- [RECORDS FOR THE EXERCISE]
━━━━━━━━━━━━━━━━

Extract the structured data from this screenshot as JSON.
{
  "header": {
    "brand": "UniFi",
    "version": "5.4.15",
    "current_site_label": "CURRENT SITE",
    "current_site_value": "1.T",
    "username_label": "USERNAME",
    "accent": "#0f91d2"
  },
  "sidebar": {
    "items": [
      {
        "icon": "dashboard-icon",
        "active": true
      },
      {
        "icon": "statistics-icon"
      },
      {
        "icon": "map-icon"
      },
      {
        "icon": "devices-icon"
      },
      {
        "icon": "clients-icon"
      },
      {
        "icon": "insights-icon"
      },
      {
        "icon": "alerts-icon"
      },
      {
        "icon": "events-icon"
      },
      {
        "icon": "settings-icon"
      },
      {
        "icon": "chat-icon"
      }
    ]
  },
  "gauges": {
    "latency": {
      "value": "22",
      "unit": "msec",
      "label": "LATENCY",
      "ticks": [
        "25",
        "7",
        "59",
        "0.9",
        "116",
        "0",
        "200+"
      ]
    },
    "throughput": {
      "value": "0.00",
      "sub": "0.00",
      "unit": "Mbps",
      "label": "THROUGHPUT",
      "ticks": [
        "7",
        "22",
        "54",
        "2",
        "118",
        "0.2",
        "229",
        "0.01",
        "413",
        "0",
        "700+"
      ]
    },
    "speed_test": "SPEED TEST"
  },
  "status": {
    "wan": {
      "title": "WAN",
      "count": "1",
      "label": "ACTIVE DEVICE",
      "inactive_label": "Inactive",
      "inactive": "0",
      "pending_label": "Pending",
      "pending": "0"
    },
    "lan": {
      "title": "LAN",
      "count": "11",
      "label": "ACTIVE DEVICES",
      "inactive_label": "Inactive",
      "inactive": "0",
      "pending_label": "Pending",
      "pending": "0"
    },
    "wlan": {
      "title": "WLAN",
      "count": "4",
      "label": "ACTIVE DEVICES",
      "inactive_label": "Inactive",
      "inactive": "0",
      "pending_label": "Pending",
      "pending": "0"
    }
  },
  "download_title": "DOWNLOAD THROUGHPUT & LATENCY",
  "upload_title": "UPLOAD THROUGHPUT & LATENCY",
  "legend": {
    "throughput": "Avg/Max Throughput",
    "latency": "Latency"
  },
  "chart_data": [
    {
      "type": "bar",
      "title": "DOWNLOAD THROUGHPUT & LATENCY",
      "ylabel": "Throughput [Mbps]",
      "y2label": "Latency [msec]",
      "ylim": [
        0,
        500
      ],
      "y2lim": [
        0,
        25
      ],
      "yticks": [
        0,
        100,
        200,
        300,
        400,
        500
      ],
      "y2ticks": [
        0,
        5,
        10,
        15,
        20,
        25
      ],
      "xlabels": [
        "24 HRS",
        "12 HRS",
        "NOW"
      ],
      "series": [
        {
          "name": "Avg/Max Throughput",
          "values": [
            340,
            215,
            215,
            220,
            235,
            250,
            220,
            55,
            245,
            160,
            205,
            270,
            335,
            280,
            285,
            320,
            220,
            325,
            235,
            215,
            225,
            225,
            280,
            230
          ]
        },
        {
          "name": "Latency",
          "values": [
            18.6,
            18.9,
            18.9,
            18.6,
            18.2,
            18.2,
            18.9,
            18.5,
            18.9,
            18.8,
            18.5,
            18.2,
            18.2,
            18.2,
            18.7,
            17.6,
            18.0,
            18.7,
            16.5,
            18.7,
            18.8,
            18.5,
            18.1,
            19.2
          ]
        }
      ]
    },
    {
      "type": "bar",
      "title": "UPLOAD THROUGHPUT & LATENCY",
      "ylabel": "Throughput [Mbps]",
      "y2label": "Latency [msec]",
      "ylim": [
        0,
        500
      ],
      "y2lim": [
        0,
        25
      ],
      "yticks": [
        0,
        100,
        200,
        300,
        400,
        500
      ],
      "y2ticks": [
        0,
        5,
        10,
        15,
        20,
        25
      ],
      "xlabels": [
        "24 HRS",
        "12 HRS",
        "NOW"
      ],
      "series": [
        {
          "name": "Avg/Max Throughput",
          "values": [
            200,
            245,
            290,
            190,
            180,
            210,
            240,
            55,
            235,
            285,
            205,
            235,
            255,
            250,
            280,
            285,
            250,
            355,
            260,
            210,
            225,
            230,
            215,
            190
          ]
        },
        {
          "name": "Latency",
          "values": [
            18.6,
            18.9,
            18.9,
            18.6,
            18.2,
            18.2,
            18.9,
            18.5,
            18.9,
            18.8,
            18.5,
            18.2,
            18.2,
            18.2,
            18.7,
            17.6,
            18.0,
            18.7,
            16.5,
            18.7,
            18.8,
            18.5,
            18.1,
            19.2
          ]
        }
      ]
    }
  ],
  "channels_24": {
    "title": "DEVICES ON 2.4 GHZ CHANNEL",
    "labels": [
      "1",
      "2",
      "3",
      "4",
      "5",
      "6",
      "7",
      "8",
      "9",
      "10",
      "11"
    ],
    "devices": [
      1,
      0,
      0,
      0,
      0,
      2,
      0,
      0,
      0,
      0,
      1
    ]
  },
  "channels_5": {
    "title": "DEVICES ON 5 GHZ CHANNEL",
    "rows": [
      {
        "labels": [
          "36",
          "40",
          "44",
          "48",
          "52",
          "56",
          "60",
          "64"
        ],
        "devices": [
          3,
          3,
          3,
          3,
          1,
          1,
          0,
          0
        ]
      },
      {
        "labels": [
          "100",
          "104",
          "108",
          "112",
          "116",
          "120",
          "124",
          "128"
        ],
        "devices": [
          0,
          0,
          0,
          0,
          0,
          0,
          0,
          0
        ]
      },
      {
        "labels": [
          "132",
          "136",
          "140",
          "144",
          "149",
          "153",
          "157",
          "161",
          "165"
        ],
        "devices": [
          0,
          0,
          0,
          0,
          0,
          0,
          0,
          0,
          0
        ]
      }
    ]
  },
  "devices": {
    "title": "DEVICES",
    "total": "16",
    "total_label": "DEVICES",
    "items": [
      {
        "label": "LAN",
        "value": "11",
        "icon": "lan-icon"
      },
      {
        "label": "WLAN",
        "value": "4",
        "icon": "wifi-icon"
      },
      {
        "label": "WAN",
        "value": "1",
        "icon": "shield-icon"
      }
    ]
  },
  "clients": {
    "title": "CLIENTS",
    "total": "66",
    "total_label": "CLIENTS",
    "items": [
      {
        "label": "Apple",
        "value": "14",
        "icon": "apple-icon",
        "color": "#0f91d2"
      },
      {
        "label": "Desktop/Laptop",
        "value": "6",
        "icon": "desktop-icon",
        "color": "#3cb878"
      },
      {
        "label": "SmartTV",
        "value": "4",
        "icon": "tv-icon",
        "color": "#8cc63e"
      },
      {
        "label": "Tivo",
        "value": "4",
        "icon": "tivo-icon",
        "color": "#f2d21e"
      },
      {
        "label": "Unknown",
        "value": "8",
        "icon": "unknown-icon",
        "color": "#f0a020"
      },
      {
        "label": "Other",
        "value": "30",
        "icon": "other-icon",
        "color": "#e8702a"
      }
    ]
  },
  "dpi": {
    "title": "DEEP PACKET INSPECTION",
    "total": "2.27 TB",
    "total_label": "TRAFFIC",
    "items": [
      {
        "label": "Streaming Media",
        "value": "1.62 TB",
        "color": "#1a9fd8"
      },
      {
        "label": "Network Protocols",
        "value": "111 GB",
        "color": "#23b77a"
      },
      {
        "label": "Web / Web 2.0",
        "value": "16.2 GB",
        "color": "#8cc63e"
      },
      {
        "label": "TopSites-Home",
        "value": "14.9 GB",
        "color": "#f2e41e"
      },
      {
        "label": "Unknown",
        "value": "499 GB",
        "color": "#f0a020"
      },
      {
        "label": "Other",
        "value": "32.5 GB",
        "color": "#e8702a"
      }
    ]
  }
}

━━━━━━━━━━━━━━━━

- [WHAT IS EXPECTED] What is the number of lines containing "UPLOAD"? Give that number only.

- [CORRECT OUTPUT] 2